_What you have to do_:
Reproduce the records. Keep every word exact and include no images.

— begin Dataset —

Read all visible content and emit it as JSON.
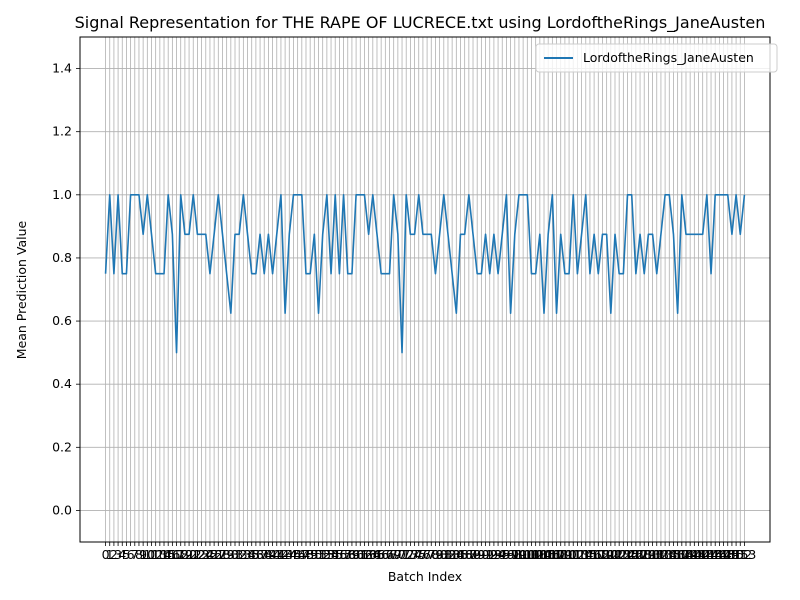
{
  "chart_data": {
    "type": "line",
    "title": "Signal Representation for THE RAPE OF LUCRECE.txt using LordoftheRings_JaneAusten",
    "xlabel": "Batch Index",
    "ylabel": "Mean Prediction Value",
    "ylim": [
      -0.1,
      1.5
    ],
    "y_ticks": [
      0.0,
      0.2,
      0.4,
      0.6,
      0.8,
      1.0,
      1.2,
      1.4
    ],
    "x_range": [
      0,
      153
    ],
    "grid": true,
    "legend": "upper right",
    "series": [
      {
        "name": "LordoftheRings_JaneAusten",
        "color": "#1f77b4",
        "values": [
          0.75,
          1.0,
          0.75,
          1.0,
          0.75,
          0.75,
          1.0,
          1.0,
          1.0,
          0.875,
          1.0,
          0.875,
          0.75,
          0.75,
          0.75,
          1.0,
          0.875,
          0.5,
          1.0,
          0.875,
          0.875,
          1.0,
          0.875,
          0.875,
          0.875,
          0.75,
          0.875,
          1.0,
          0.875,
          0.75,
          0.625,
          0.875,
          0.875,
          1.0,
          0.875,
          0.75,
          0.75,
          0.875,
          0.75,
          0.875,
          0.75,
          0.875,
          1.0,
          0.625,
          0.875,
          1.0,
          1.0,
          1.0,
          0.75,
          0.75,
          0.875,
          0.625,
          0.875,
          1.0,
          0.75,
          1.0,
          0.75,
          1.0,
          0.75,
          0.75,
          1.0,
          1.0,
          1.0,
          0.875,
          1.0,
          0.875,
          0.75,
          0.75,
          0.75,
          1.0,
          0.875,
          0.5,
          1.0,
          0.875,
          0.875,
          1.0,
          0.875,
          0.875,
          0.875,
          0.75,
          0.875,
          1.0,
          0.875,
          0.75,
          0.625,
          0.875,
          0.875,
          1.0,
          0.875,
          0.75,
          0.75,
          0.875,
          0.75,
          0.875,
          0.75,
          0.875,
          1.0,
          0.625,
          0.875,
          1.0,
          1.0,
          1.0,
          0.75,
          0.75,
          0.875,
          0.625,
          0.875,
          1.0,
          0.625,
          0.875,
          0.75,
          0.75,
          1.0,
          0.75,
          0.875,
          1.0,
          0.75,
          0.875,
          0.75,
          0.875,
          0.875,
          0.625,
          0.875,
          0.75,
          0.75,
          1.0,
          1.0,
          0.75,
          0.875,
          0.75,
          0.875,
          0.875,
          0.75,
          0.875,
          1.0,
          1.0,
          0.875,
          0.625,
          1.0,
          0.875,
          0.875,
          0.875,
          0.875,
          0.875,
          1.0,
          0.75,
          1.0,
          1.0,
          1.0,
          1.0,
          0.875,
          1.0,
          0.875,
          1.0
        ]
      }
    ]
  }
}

— end Dataset —

_Task answer_:
Read all visible content and emit it as JSON.
{
  "chart_data": {
    "type": "line",
    "title": "Signal Representation for THE RAPE OF LUCRECE.txt using LordoftheRings_JaneAusten",
    "xlabel": "Batch Index",
    "ylabel": "Mean Prediction Value",
    "ylim": [
      -0.1,
      1.5
    ],
    "y_ticks": [
      0.0,
      0.2,
      0.4,
      0.6,
      0.8,
      1.0,
      1.2,
      1.4
    ],
    "x_range": [
      0,
      153
    ],
    "grid": true,
    "legend": "upper right",
    "series": [
      {
        "name": "LordoftheRings_JaneAusten",
        "color": "#1f77b4",
        "values": [
          0.75,
          1.0,
          0.75,
          1.0,
          0.75,
          0.75,
          1.0,
          1.0,
          1.0,
          0.875,
          1.0,
          0.875,
          0.75,
          0.75,
          0.75,
          1.0,
          0.875,
          0.5,
          1.0,
          0.875,
          0.875,
          1.0,
          0.875,
          0.875,
          0.875,
          0.75,
          0.875,
          1.0,
          0.875,
          0.75,
          0.625,
          0.875,
          0.875,
          1.0,
          0.875,
          0.75,
          0.75,
          0.875,
          0.75,
          0.875,
          0.75,
          0.875,
          1.0,
          0.625,
          0.875,
          1.0,
          1.0,
          1.0,
          0.75,
          0.75,
          0.875,
          0.625,
          0.875,
          1.0,
          0.75,
          1.0,
          0.75,
          1.0,
          0.75,
          0.75,
          1.0,
          1.0,
          1.0,
          0.875,
          1.0,
          0.875,
          0.75,
          0.75,
          0.75,
          1.0,
          0.875,
          0.5,
          1.0,
          0.875,
          0.875,
          1.0,
          0.875,
          0.875,
          0.875,
          0.75,
          0.875,
          1.0,
          0.875,
          0.75,
          0.625,
          0.875,
          0.875,
          1.0,
          0.875,
          0.75,
          0.75,
          0.875,
          0.75,
          0.875,
          0.75,
          0.875,
          1.0,
          0.625,
          0.875,
          1.0,
          1.0,
          1.0,
          0.75,
          0.75,
          0.875,
          0.625,
          0.875,
          1.0,
          0.625,
          0.875,
          0.75,
          0.75,
          1.0,
          0.75,
          0.875,
          1.0,
          0.75,
          0.875,
          0.75,
          0.875,
          0.875,
          0.625,
          0.875,
          0.75,
          0.75,
          1.0,
          1.0,
          0.75,
          0.875,
          0.75,
          0.875,
          0.875,
          0.75,
          0.875,
          1.0,
          1.0,
          0.875,
          0.625,
          1.0,
          0.875,
          0.875,
          0.875,
          0.875,
          0.875,
          1.0,
          0.75,
          1.0,
          1.0,
          1.0,
          1.0,
          0.875,
          1.0,
          0.875,
          1.0
        ]
      }
    ]
  }
}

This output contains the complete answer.